Your objective » All entries should be output exactly as they stand.

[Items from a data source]
## Begin

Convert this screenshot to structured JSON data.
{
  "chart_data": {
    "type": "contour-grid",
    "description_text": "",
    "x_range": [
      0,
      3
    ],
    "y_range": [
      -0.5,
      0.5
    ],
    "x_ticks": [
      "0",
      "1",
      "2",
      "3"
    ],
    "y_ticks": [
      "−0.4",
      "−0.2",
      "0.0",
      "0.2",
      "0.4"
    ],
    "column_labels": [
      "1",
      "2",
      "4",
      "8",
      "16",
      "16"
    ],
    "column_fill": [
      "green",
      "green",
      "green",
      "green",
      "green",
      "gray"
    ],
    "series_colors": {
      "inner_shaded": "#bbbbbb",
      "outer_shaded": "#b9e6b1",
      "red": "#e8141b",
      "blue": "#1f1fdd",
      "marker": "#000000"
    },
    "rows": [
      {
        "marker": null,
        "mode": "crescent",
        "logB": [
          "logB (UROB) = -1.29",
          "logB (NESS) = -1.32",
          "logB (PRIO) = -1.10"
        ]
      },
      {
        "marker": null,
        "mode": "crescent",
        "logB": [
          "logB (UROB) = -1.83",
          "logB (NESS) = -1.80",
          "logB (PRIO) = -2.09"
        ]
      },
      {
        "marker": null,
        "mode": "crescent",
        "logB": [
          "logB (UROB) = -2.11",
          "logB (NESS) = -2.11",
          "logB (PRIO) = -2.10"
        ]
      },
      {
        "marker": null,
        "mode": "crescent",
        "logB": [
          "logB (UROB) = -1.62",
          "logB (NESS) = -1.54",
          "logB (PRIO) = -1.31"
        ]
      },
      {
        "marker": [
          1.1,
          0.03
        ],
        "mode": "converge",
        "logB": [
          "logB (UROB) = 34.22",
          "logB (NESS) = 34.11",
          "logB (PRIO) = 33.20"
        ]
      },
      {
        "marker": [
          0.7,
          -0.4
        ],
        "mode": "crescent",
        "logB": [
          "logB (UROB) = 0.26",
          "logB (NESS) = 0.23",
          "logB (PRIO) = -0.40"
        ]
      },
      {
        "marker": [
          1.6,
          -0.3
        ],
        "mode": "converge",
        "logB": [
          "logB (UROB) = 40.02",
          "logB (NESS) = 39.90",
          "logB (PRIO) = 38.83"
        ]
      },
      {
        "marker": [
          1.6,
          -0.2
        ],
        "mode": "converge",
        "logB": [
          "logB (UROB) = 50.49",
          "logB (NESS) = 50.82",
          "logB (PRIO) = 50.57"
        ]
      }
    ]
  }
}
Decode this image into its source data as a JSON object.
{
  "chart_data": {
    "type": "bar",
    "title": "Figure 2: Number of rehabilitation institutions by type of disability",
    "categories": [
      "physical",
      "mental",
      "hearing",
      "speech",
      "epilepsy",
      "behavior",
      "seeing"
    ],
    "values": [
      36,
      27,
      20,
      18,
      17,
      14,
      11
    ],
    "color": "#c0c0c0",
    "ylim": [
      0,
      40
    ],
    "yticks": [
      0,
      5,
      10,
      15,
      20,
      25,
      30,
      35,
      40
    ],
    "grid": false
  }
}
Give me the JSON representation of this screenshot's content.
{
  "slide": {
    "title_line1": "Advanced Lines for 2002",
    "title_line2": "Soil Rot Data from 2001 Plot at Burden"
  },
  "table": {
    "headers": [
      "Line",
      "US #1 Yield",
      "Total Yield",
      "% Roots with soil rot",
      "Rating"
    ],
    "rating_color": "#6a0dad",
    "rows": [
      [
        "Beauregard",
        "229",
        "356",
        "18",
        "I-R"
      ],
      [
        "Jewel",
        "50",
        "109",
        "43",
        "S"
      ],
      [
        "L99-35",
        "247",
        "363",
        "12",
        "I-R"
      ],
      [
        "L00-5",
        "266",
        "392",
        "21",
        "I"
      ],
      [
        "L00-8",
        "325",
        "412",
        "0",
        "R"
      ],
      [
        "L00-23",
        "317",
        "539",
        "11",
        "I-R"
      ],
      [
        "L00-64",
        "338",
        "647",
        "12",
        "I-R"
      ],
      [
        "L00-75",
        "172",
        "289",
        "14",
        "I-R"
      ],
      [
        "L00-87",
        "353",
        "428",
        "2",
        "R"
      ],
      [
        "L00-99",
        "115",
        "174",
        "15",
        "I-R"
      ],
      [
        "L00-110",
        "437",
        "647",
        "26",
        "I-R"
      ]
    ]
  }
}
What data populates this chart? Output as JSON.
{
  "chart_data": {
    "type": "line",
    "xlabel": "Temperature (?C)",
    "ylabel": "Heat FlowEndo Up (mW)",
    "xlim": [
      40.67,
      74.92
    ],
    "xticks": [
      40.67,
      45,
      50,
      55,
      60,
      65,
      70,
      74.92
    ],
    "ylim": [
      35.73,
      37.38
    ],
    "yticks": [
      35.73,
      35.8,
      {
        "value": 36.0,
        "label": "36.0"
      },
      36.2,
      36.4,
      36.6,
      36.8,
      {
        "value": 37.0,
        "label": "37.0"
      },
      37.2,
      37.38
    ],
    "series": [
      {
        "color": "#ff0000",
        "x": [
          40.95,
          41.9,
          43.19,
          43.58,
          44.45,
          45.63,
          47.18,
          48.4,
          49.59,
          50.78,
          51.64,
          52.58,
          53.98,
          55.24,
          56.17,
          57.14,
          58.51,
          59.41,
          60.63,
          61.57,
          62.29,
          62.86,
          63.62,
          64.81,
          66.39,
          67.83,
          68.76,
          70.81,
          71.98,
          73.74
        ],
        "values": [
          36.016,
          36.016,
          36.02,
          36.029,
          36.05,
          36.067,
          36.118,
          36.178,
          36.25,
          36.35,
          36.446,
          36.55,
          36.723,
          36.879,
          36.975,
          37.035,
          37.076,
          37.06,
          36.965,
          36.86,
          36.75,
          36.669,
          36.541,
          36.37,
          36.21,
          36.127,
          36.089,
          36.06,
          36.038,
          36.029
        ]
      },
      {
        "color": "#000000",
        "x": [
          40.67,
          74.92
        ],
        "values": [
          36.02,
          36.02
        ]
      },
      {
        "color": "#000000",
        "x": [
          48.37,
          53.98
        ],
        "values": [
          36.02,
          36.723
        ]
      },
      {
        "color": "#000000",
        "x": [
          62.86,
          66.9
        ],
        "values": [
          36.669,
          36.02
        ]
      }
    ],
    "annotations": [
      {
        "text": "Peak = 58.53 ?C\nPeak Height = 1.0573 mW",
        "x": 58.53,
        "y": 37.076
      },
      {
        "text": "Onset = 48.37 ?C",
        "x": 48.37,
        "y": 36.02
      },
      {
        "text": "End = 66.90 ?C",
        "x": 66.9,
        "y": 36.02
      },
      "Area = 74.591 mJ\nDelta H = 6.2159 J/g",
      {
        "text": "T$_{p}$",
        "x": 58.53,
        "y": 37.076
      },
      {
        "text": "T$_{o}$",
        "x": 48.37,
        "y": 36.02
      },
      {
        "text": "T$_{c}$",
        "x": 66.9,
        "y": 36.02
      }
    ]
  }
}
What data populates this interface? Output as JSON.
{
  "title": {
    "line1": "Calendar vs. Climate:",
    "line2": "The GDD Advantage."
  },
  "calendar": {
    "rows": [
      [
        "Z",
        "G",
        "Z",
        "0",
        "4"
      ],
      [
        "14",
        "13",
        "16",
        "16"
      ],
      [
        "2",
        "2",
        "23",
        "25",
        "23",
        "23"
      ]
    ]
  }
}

## End

Full answer »
Convert this screenshot to structured JSON data.
{
  "chart_data": {
    "type": "contour-grid",
    "description_text": "",
    "x_range": [
      0,
      3
    ],
    "y_range": [
      -0.5,
      0.5
    ],
    "x_ticks": [
      "0",
      "1",
      "2",
      "3"
    ],
    "y_ticks": [
      "−0.4",
      "−0.2",
      "0.0",
      "0.2",
      "0.4"
    ],
    "column_labels": [
      "1",
      "2",
      "4",
      "8",
      "16",
      "16"
    ],
    "column_fill": [
      "green",
      "green",
      "green",
      "green",
      "green",
      "gray"
    ],
    "series_colors": {
      "inner_shaded": "#bbbbbb",
      "outer_shaded": "#b9e6b1",
      "red": "#e8141b",
      "blue": "#1f1fdd",
      "marker": "#000000"
    },
    "rows": [
      {
        "marker": null,
        "mode": "crescent",
        "logB": [
          "logB (UROB) = -1.29",
          "logB (NESS) = -1.32",
          "logB (PRIO) = -1.10"
        ]
      },
      {
        "marker": null,
        "mode": "crescent",
        "logB": [
          "logB (UROB) = -1.83",
          "logB (NESS) = -1.80",
          "logB (PRIO) = -2.09"
        ]
      },
      {
        "marker": null,
        "mode": "crescent",
        "logB": [
          "logB (UROB) = -2.11",
          "logB (NESS) = -2.11",
          "logB (PRIO) = -2.10"
        ]
      },
      {
        "marker": null,
        "mode": "crescent",
        "logB": [
          "logB (UROB) = -1.62",
          "logB (NESS) = -1.54",
          "logB (PRIO) = -1.31"
        ]
      },
      {
        "marker": [
          1.1,
          0.03
        ],
        "mode": "converge",
        "logB": [
          "logB (UROB) = 34.22",
          "logB (NESS) = 34.11",
          "logB (PRIO) = 33.20"
        ]
      },
      {
        "marker": [
          0.7,
          -0.4
        ],
        "mode": "crescent",
        "logB": [
          "logB (UROB) = 0.26",
          "logB (NESS) = 0.23",
          "logB (PRIO) = -0.40"
        ]
      },
      {
        "marker": [
          1.6,
          -0.3
        ],
        "mode": "converge",
        "logB": [
          "logB (UROB) = 40.02",
          "logB (NESS) = 39.90",
          "logB (PRIO) = 38.83"
        ]
      },
      {
        "marker": [
          1.6,
          -0.2
        ],
        "mode": "converge",
        "logB": [
          "logB (UROB) = 50.49",
          "logB (NESS) = 50.82",
          "logB (PRIO) = 50.57"
        ]
      }
    ]
  }
}
Decode this image into its source data as a JSON object.
{
  "chart_data": {
    "type": "bar",
    "title": "Figure 2: Number of rehabilitation institutions by type of disability",
    "categories": [
      "physical",
      "mental",
      "hearing",
      "speech",
      "epilepsy",
      "behavior",
      "seeing"
    ],
    "values": [
      36,
      27,
      20,
      18,
      17,
      14,
      11
    ],
    "color": "#c0c0c0",
    "ylim": [
      0,
      40
    ],
    "yticks": [
      0,
      5,
      10,
      15,
      20,
      25,
      30,
      35,
      40
    ],
    "grid": false
  }
}
Give me the JSON representation of this screenshot's content.
{
  "slide": {
    "title_line1": "Advanced Lines for 2002",
    "title_line2": "Soil Rot Data from 2001 Plot at Burden"
  },
  "table": {
    "headers": [
      "Line",
      "US #1 Yield",
      "Total Yield",
      "% Roots with soil rot",
      "Rating"
    ],
    "rating_color": "#6a0dad",
    "rows": [
      [
        "Beauregard",
        "229",
        "356",
        "18",
        "I-R"
      ],
      [
        "Jewel",
        "50",
        "109",
        "43",
        "S"
      ],
      [
        "L99-35",
        "247",
        "363",
        "12",
        "I-R"
      ],
      [
        "L00-5",
        "266",
        "392",
        "21",
        "I"
      ],
      [
        "L00-8",
        "325",
        "412",
        "0",
        "R"
      ],
      [
        "L00-23",
        "317",
        "539",
        "11",
        "I-R"
      ],
      [
        "L00-64",
        "338",
        "647",
        "12",
        "I-R"
      ],
      [
        "L00-75",
        "172",
        "289",
        "14",
        "I-R"
      ],
      [
        "L00-87",
        "353",
        "428",
        "2",
        "R"
      ],
      [
        "L00-99",
        "115",
        "174",
        "15",
        "I-R"
      ],
      [
        "L00-110",
        "437",
        "647",
        "26",
        "I-R"
      ]
    ]
  }
}
What data populates this chart? Output as JSON.
{
  "chart_data": {
    "type": "line",
    "xlabel": "Temperature (?C)",
    "ylabel": "Heat FlowEndo Up (mW)",
    "xlim": [
      40.67,
      74.92
    ],
    "xticks": [
      40.67,
      45,
      50,
      55,
      60,
      65,
      70,
      74.92
    ],
    "ylim": [
      35.73,
      37.38
    ],
    "yticks": [
      35.73,
      35.8,
      {
        "value": 36.0,
        "label": "36.0"
      },
      36.2,
      36.4,
      36.6,
      36.8,
      {
        "value": 37.0,
        "label": "37.0"
      },
      37.2,
      37.38
    ],
    "series": [
      {
        "color": "#ff0000",
        "x": [
          40.95,
          41.9,
          43.19,
          43.58,
          44.45,
          45.63,
          47.18,
          48.4,
          49.59,
          50.78,
          51.64,
          52.58,
          53.98,
          55.24,
          56.17,
          57.14,
          58.51,
          59.41,
          60.63,
          61.57,
          62.29,
          62.86,
          63.62,
          64.81,
          66.39,
          67.83,
          68.76,
          70.81,
          71.98,
          73.74
        ],
        "values": [
          36.016,
          36.016,
          36.02,
          36.029,
          36.05,
          36.067,
          36.118,
          36.178,
          36.25,
          36.35,
          36.446,
          36.55,
          36.723,
          36.879,
          36.975,
          37.035,
          37.076,
          37.06,
          36.965,
          36.86,
          36.75,
          36.669,
          36.541,
          36.37,
          36.21,
          36.127,
          36.089,
          36.06,
          36.038,
          36.029
        ]
      },
      {
        "color": "#000000",
        "x": [
          40.67,
          74.92
        ],
        "values": [
          36.02,
          36.02
        ]
      },
      {
        "color": "#000000",
        "x": [
          48.37,
          53.98
        ],
        "values": [
          36.02,
          36.723
        ]
      },
      {
        "color": "#000000",
        "x": [
          62.86,
          66.9
        ],
        "values": [
          36.669,
          36.02
        ]
      }
    ],
    "annotations": [
      {
        "text": "Peak = 58.53 ?C\nPeak Height = 1.0573 mW",
        "x": 58.53,
        "y": 37.076
      },
      {
        "text": "Onset = 48.37 ?C",
        "x": 48.37,
        "y": 36.02
      },
      {
        "text": "End = 66.90 ?C",
        "x": 66.9,
        "y": 36.02
      },
      "Area = 74.591 mJ\nDelta H = 6.2159 J/g",
      {
        "text": "T$_{p}$",
        "x": 58.53,
        "y": 37.076
      },
      {
        "text": "T$_{o}$",
        "x": 48.37,
        "y": 36.02
      },
      {
        "text": "T$_{c}$",
        "x": 66.9,
        "y": 36.02
      }
    ]
  }
}
What data populates this interface? Output as JSON.
{
  "title": {
    "line1": "Calendar vs. Climate:",
    "line2": "The GDD Advantage."
  },
  "calendar": {
    "rows": [
      [
        "Z",
        "G",
        "Z",
        "0",
        "4"
      ],
      [
        "14",
        "13",
        "16",
        "16"
      ],
      [
        "2",
        "2",
        "23",
        "25",
        "23",
        "23"
      ]
    ]
  }
}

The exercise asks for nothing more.